**Exercise instructions**.
Gather the lines that hold the string "Deluxe".

**Provided records**.
_ _ _ _

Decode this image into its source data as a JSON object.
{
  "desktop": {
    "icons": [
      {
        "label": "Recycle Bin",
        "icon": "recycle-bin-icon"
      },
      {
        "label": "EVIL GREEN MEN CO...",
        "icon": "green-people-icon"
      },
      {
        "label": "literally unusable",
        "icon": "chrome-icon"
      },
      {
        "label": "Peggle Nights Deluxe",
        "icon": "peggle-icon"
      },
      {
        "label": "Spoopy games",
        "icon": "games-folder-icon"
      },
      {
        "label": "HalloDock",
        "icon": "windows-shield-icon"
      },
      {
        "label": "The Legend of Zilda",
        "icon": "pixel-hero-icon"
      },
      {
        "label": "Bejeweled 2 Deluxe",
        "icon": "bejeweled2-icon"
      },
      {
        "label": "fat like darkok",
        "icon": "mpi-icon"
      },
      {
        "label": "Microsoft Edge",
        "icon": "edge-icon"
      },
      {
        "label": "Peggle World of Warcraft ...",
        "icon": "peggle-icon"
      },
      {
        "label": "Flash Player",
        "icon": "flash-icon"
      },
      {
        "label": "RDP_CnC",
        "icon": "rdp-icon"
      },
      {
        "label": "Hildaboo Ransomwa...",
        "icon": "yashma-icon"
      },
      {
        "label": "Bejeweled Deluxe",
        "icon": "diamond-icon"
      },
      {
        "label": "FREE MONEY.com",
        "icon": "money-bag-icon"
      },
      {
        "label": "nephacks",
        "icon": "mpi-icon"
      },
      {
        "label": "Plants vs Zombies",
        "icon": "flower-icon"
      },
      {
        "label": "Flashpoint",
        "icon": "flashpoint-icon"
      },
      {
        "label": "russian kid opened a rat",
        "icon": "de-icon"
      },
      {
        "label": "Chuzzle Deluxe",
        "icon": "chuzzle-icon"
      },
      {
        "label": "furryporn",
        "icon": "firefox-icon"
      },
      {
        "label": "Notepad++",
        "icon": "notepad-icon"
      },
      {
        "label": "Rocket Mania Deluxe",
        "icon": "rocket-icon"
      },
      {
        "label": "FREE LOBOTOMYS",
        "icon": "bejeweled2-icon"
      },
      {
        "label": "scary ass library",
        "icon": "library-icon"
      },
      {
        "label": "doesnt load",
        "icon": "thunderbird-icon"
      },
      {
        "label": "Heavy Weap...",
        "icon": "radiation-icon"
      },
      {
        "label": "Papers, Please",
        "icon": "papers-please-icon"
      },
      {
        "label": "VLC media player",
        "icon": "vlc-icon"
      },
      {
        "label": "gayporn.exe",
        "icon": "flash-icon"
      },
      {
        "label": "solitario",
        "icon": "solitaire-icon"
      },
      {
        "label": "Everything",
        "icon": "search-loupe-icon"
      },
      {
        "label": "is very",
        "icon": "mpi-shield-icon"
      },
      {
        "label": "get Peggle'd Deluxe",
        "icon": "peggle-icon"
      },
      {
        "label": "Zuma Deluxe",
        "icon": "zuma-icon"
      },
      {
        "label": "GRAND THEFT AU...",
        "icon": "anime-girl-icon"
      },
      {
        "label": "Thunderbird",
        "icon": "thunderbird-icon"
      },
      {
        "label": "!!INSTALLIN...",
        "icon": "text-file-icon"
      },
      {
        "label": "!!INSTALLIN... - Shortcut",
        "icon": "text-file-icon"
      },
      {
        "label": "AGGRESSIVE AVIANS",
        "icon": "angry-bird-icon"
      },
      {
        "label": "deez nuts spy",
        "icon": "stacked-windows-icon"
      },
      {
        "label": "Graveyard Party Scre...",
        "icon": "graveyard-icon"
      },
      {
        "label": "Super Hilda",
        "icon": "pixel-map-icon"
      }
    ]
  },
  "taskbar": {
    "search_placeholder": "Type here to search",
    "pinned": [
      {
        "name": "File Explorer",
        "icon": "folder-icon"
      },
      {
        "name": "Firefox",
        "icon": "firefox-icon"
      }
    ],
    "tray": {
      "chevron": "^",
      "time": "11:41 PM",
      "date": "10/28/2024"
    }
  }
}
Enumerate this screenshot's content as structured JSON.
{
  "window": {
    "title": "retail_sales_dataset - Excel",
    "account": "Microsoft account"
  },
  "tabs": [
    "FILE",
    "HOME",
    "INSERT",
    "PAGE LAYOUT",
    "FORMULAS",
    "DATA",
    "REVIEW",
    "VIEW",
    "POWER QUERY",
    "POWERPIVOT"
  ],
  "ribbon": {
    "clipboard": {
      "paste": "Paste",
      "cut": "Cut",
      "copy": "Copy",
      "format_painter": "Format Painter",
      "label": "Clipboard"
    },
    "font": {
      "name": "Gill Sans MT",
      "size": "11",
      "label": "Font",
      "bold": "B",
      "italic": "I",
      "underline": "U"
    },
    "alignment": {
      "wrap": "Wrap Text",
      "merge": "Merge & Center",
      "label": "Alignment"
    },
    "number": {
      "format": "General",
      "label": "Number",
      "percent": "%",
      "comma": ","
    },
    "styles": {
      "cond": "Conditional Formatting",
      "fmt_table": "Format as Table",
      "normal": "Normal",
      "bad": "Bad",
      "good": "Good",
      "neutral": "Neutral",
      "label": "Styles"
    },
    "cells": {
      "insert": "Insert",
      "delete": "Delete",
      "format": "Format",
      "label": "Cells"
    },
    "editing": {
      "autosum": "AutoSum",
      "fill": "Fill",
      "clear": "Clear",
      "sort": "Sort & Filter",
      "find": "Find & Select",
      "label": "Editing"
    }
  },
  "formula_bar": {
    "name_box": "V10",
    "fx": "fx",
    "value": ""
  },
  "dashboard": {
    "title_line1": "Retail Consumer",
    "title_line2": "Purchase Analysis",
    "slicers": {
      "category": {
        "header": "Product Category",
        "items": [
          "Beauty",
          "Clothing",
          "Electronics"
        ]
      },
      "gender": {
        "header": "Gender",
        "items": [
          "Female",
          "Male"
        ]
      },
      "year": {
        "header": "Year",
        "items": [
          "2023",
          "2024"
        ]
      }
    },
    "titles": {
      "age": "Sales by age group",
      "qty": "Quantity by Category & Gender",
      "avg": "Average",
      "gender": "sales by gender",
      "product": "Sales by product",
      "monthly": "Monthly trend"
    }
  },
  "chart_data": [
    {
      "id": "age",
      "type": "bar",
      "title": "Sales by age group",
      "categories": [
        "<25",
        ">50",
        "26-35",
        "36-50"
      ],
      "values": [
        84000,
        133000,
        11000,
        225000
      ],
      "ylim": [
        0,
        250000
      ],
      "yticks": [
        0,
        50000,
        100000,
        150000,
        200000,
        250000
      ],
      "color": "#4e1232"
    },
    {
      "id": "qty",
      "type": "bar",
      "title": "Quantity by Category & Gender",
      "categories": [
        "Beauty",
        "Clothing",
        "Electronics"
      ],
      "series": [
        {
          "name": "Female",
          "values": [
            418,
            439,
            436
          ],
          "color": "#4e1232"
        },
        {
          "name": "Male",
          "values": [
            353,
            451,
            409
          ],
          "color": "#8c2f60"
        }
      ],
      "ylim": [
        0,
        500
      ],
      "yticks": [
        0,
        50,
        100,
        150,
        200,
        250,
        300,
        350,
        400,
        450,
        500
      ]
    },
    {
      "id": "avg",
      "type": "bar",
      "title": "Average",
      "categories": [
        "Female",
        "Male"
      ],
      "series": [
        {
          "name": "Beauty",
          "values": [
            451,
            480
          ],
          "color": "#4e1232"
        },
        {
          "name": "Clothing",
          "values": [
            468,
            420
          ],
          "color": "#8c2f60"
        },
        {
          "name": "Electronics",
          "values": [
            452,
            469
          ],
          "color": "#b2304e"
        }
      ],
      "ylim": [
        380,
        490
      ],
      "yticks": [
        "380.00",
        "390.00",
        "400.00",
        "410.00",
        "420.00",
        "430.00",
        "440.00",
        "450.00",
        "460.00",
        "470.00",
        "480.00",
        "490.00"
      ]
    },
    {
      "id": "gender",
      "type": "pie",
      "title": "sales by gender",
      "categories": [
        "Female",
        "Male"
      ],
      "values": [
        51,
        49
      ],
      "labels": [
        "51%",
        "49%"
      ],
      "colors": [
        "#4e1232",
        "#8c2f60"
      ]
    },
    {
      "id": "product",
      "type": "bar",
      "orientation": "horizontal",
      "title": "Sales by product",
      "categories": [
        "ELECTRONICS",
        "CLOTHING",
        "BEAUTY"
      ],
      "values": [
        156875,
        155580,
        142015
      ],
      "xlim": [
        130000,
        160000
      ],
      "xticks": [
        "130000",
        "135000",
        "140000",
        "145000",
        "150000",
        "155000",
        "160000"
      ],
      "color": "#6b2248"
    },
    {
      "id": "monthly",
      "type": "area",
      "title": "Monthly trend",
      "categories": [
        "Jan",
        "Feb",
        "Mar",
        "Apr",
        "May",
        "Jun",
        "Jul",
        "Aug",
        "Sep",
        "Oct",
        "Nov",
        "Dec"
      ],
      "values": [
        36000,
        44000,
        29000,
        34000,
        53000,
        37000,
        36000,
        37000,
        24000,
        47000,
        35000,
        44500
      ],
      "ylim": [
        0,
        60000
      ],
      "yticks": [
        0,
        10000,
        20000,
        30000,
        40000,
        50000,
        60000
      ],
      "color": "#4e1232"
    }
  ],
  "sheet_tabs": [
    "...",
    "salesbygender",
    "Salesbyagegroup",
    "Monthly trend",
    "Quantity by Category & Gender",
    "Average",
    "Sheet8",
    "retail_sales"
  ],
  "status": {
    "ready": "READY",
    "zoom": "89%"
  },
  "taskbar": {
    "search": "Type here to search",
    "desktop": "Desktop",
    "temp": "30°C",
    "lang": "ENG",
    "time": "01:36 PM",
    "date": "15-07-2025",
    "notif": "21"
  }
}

_ _ _ _

**Answer for the task**.
        "label": "Peggle Nights Deluxe",
        "label": "Bejeweled 2 Deluxe",
        "label": "Bejeweled Deluxe",
        "label": "Chuzzle Deluxe",
        "label": "Rocket Mania Deluxe",
        "label": "get Peggle'd Deluxe",
        "label": "Zuma Deluxe",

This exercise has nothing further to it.